TASK PROMPT: Identify each line in the records below that contains the word "icon", and copy it.

(Source records)
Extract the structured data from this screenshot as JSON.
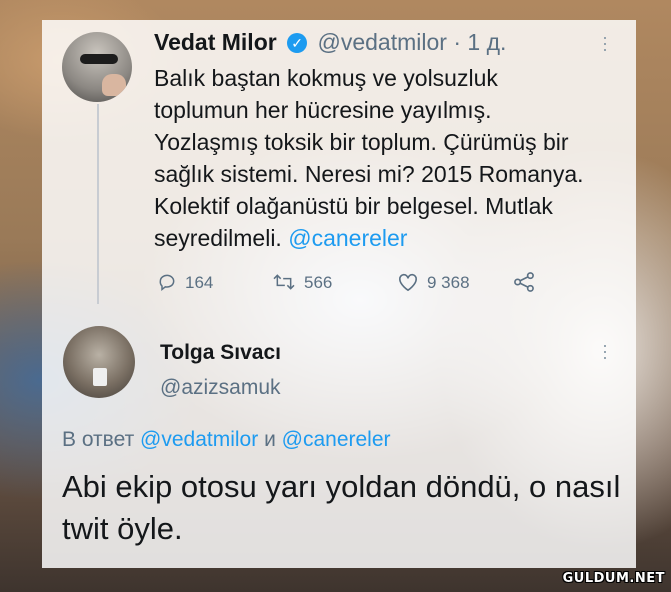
{
  "tweet": {
    "author_name": "Vedat Milor",
    "handle": "@vedatmilor",
    "separator": "·",
    "time": "1 д.",
    "text_lines": [
      "Balık baştan kokmuş ve yolsuzluk",
      "toplumun her hücresine yayılmış.",
      "Yozlaşmış toksik bir toplum. Çürümüş bir",
      "sağlık sistemi. Neresi mi? 2015 Romanya.",
      "Kolektif olağanüstü bir belgesel. Mutlak",
      "seyredilmeli."
    ],
    "mention": "@canereler",
    "replies": "164",
    "retweets": "566",
    "likes": "9 368",
    "more_icon": "more-vertical-icon",
    "verified_icon": "verified-badge-icon"
  },
  "reply": {
    "author_name": "Tolga Sıvacı",
    "handle": "@azizsamuk",
    "reply_to_prefix": "В ответ",
    "reply_to_mention1": "@vedatmilor",
    "reply_to_conj": "и",
    "reply_to_mention2": "@canereler",
    "text": "Abi ekip otosu yarı yoldan döndü, o nasıl twit öyle."
  },
  "watermark": "GULDUM.NET",
  "colors": {
    "accent": "#1d9bf0",
    "text": "#14171a",
    "secondary": "#5b7083"
  }
}
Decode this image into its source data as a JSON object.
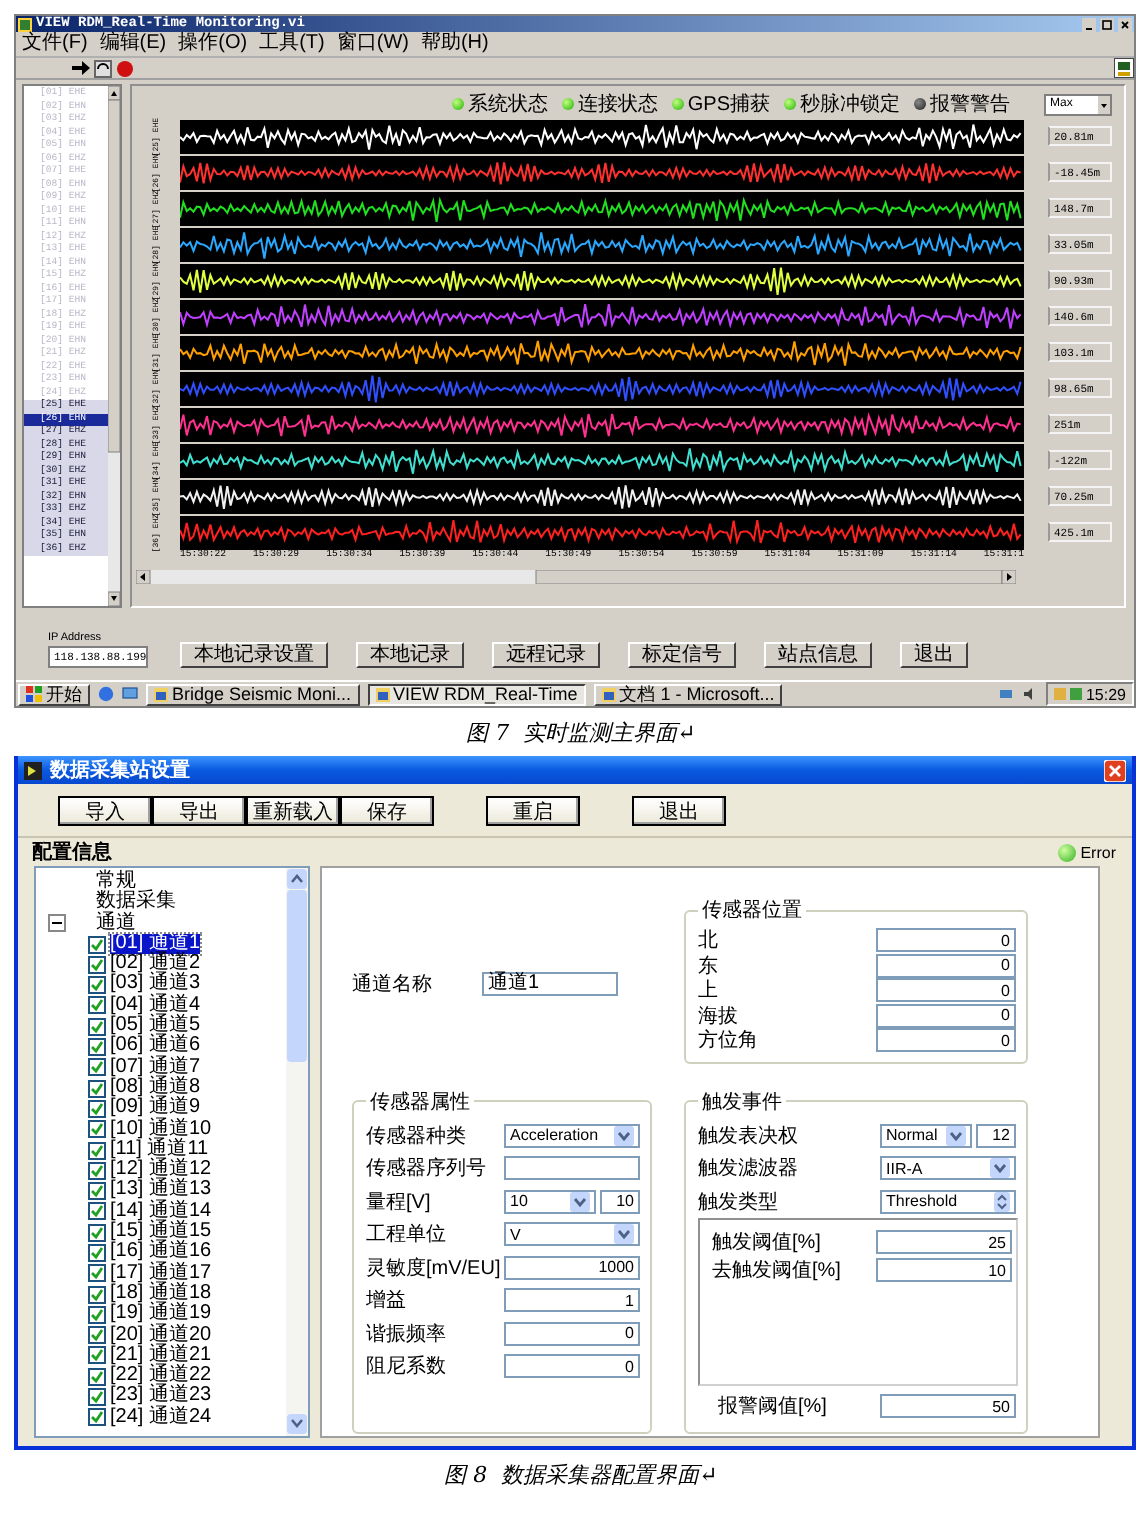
{
  "monitor": {
    "title": "VIEW RDM_Real-Time Monitoring.vi",
    "menu": [
      "文件(F)",
      "编辑(E)",
      "操作(O)",
      "工具(T)",
      "窗口(W)",
      "帮助(H)"
    ],
    "channels": [
      {
        "label": "[01] EHE",
        "active": false,
        "selected": false
      },
      {
        "label": "[02] EHN",
        "active": false,
        "selected": false
      },
      {
        "label": "[03] EHZ",
        "active": false,
        "selected": false
      },
      {
        "label": "[04] EHE",
        "active": false,
        "selected": false
      },
      {
        "label": "[05] EHN",
        "active": false,
        "selected": false
      },
      {
        "label": "[06] EHZ",
        "active": false,
        "selected": false
      },
      {
        "label": "[07] EHE",
        "active": false,
        "selected": false
      },
      {
        "label": "[08] EHN",
        "active": false,
        "selected": false
      },
      {
        "label": "[09] EHZ",
        "active": false,
        "selected": false
      },
      {
        "label": "[10] EHE",
        "active": false,
        "selected": false
      },
      {
        "label": "[11] EHN",
        "active": false,
        "selected": false
      },
      {
        "label": "[12] EHZ",
        "active": false,
        "selected": false
      },
      {
        "label": "[13] EHE",
        "active": false,
        "selected": false
      },
      {
        "label": "[14] EHN",
        "active": false,
        "selected": false
      },
      {
        "label": "[15] EHZ",
        "active": false,
        "selected": false
      },
      {
        "label": "[16] EHE",
        "active": false,
        "selected": false
      },
      {
        "label": "[17] EHN",
        "active": false,
        "selected": false
      },
      {
        "label": "[18] EHZ",
        "active": false,
        "selected": false
      },
      {
        "label": "[19] EHE",
        "active": false,
        "selected": false
      },
      {
        "label": "[20] EHN",
        "active": false,
        "selected": false
      },
      {
        "label": "[21] EHZ",
        "active": false,
        "selected": false
      },
      {
        "label": "[22] EHE",
        "active": false,
        "selected": false
      },
      {
        "label": "[23] EHN",
        "active": false,
        "selected": false
      },
      {
        "label": "[24] EHZ",
        "active": false,
        "selected": false
      },
      {
        "label": "[25] EHE",
        "active": true,
        "selected": false
      },
      {
        "label": "[26] EHN",
        "active": true,
        "selected": true
      },
      {
        "label": "[27] EHZ",
        "active": true,
        "selected": false
      },
      {
        "label": "[28] EHE",
        "active": true,
        "selected": false
      },
      {
        "label": "[29] EHN",
        "active": true,
        "selected": false
      },
      {
        "label": "[30] EHZ",
        "active": true,
        "selected": false
      },
      {
        "label": "[31] EHE",
        "active": true,
        "selected": false
      },
      {
        "label": "[32] EHN",
        "active": true,
        "selected": false
      },
      {
        "label": "[33] EHZ",
        "active": true,
        "selected": false
      },
      {
        "label": "[34] EHE",
        "active": true,
        "selected": false
      },
      {
        "label": "[35] EHN",
        "active": true,
        "selected": false
      },
      {
        "label": "[36] EHZ",
        "active": true,
        "selected": false
      }
    ],
    "indicators": [
      {
        "label": "系统状态",
        "on": true
      },
      {
        "label": "连接状态",
        "on": true
      },
      {
        "label": "GPS捕获",
        "on": true
      },
      {
        "label": "秒脉冲锁定",
        "on": true
      },
      {
        "label": "报警警告",
        "on": false
      }
    ],
    "mode_select": {
      "value": "Max"
    },
    "traces": [
      {
        "label": "[25] EHE",
        "color": "#ffffff",
        "reading": "20.81m"
      },
      {
        "label": "[26] EHN",
        "color": "#ff3030",
        "reading": "-18.45m"
      },
      {
        "label": "[27] EHZ",
        "color": "#20e020",
        "reading": "148.7m"
      },
      {
        "label": "[28] EHE",
        "color": "#2aa8ff",
        "reading": "33.05m"
      },
      {
        "label": "[29] EHN",
        "color": "#e0ff40",
        "reading": "90.93m"
      },
      {
        "label": "[30] EHZ",
        "color": "#c040ff",
        "reading": "140.6m"
      },
      {
        "label": "[31] EHE",
        "color": "#ffa000",
        "reading": "103.1m"
      },
      {
        "label": "[32] EHN",
        "color": "#3050ff",
        "reading": "98.65m"
      },
      {
        "label": "[33] EHZ",
        "color": "#ff3090",
        "reading": "251m"
      },
      {
        "label": "[34] EHE",
        "color": "#40e0d0",
        "reading": "-122m"
      },
      {
        "label": "[35] EHN",
        "color": "#f0f0f0",
        "reading": "70.25m"
      },
      {
        "label": "[36] EHZ",
        "color": "#ff2020",
        "reading": "425.1m"
      }
    ],
    "time_ticks": [
      "15:30:22",
      "15:30:29",
      "15:30:34",
      "15:30:39",
      "15:30:44",
      "15:30:49",
      "15:30:54",
      "15:30:59",
      "15:31:04",
      "15:31:09",
      "15:31:14",
      "15:31:1"
    ],
    "ip_address": {
      "label": "IP Address",
      "value": "118.138.88.199"
    },
    "buttons": [
      "本地记录设置",
      "本地记录",
      "远程记录",
      "标定信号",
      "站点信息",
      "退出"
    ],
    "taskbar": {
      "start": "开始",
      "tasks": [
        {
          "label": "Bridge Seismic Moni...",
          "selected": false
        },
        {
          "label": "VIEW RDM_Real-Time",
          "selected": true
        },
        {
          "label": "文档 1 - Microsoft...",
          "selected": false
        }
      ],
      "clock": "15:29"
    }
  },
  "caption_1": "图 7  实时监测主界面↵",
  "config": {
    "title": "数据采集站设置",
    "toolbar_groups": [
      [
        "导入",
        "导出",
        "重新载入",
        "保存"
      ],
      [
        "重启"
      ],
      [
        "退出"
      ]
    ],
    "section_label": "配置信息",
    "status": {
      "label": "Error",
      "on": true
    },
    "tree": [
      {
        "label": "常规"
      },
      {
        "label": "数据采集"
      },
      {
        "label": "通道",
        "expanded": true,
        "children": [
          {
            "label": "[01] 通道1",
            "checked": true,
            "selected": true
          },
          {
            "label": "[02] 通道2",
            "checked": true,
            "selected": false
          },
          {
            "label": "[03] 通道3",
            "checked": true,
            "selected": false
          },
          {
            "label": "[04] 通道4",
            "checked": true,
            "selected": false
          },
          {
            "label": "[05] 通道5",
            "checked": true,
            "selected": false
          },
          {
            "label": "[06] 通道6",
            "checked": true,
            "selected": false
          },
          {
            "label": "[07] 通道7",
            "checked": true,
            "selected": false
          },
          {
            "label": "[08] 通道8",
            "checked": true,
            "selected": false
          },
          {
            "label": "[09] 通道9",
            "checked": true,
            "selected": false
          },
          {
            "label": "[10] 通道10",
            "checked": true,
            "selected": false
          },
          {
            "label": "[11] 通道11",
            "checked": true,
            "selected": false
          },
          {
            "label": "[12] 通道12",
            "checked": true,
            "selected": false
          },
          {
            "label": "[13] 通道13",
            "checked": true,
            "selected": false
          },
          {
            "label": "[14] 通道14",
            "checked": true,
            "selected": false
          },
          {
            "label": "[15] 通道15",
            "checked": true,
            "selected": false
          },
          {
            "label": "[16] 通道16",
            "checked": true,
            "selected": false
          },
          {
            "label": "[17] 通道17",
            "checked": true,
            "selected": false
          },
          {
            "label": "[18] 通道18",
            "checked": true,
            "selected": false
          },
          {
            "label": "[19] 通道19",
            "checked": true,
            "selected": false
          },
          {
            "label": "[20] 通道20",
            "checked": true,
            "selected": false
          },
          {
            "label": "[21] 通道21",
            "checked": true,
            "selected": false
          },
          {
            "label": "[22] 通道22",
            "checked": true,
            "selected": false
          },
          {
            "label": "[23] 通道23",
            "checked": true,
            "selected": false
          },
          {
            "label": "[24] 通道24",
            "checked": true,
            "selected": false
          }
        ]
      }
    ],
    "channel_name": {
      "label": "通道名称",
      "value": "通道1"
    },
    "position": {
      "title": "传感器位置",
      "fields": [
        {
          "label": "北",
          "value": "0"
        },
        {
          "label": "东",
          "value": "0"
        },
        {
          "label": "上",
          "value": "0"
        },
        {
          "label": "海拔",
          "value": "0"
        },
        {
          "label": "方位角",
          "value": "0"
        }
      ]
    },
    "sensor": {
      "title": "传感器属性",
      "fields": [
        {
          "label": "传感器种类",
          "kind": "dropdown",
          "value": "Acceleration"
        },
        {
          "label": "传感器序列号",
          "kind": "text"
        },
        {
          "label": "量程[V]",
          "kind": "pair",
          "value": "10",
          "extra": "10"
        },
        {
          "label": "工程单位",
          "kind": "dropdown",
          "value": "V"
        },
        {
          "label": "灵敏度[mV/EU]",
          "kind": "number",
          "value": "1000"
        },
        {
          "label": "增益",
          "kind": "number",
          "value": "1"
        },
        {
          "label": "谐振频率",
          "kind": "number",
          "value": "0"
        },
        {
          "label": "阻尼系数",
          "kind": "number",
          "value": "0"
        }
      ]
    },
    "trigger": {
      "title": "触发事件",
      "fields": [
        {
          "label": "触发表决权",
          "kind": "pair",
          "value": "Normal",
          "extra": "12"
        },
        {
          "label": "触发滤波器",
          "kind": "dropdown",
          "value": "IIR-A"
        },
        {
          "label": "触发类型",
          "kind": "spinner",
          "value": "Threshold"
        }
      ],
      "thresholds": [
        {
          "label": "触发阈值[%]",
          "value": "25"
        },
        {
          "label": "去触发阈值[%]",
          "value": "10"
        }
      ],
      "alarm": {
        "label": "报警阈值[%]",
        "value": "50"
      }
    }
  },
  "caption_2": "图 8  数据采集器配置界面↵"
}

TASK ANSWER:
    "more_icon": "more-vertical-icon",
    "verified_icon": "verified-badge-icon"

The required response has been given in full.